• _Stated task_: Answer with one number: the count of lines in this material that hold the word "comme".

--- Begin Data entries ---

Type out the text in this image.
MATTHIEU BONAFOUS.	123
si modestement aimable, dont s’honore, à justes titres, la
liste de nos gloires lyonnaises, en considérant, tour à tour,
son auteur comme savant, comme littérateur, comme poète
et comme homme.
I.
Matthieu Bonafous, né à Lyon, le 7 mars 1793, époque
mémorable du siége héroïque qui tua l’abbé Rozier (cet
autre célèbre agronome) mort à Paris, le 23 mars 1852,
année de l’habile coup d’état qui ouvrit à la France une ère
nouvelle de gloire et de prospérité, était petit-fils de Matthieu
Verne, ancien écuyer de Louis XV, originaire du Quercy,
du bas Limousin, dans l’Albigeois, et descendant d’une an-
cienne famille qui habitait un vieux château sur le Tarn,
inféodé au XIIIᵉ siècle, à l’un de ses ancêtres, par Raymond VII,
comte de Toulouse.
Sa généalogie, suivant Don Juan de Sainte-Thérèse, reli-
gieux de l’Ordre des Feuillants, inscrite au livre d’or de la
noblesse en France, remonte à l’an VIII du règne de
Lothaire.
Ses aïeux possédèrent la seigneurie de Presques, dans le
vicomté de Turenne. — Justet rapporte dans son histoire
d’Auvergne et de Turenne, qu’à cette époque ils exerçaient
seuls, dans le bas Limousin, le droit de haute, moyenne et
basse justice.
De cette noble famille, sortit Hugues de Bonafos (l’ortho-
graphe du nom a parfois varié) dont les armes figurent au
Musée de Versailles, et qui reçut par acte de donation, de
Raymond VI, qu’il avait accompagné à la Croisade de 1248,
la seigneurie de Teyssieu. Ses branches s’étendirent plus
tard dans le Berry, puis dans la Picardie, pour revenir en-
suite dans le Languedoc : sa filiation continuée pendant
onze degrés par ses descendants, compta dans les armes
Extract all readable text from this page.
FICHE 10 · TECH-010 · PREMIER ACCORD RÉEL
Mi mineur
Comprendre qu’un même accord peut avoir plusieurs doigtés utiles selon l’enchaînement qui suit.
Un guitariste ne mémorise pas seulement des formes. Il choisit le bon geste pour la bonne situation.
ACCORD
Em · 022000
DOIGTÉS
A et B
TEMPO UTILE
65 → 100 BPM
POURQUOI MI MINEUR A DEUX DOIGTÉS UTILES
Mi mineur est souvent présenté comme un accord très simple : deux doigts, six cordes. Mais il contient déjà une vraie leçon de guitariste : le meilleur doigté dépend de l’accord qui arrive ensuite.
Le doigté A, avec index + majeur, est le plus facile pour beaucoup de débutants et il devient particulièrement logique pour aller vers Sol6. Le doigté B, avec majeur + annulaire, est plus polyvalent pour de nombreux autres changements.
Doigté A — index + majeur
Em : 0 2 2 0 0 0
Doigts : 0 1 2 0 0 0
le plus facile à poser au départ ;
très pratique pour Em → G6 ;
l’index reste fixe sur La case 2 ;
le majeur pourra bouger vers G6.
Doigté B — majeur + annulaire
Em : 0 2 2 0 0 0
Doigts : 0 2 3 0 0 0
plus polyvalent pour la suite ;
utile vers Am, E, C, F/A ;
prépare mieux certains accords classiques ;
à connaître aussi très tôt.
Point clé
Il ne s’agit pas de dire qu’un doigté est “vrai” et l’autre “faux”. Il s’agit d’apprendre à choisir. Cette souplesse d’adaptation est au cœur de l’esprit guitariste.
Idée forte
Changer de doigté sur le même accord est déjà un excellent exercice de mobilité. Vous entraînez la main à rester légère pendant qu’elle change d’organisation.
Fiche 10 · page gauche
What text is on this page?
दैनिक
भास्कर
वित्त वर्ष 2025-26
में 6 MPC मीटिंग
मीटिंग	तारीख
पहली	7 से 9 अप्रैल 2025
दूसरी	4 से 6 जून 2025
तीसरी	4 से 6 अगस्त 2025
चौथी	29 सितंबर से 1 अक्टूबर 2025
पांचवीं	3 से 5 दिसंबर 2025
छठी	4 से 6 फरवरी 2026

--- End Data entries ---

• _Task output_: 3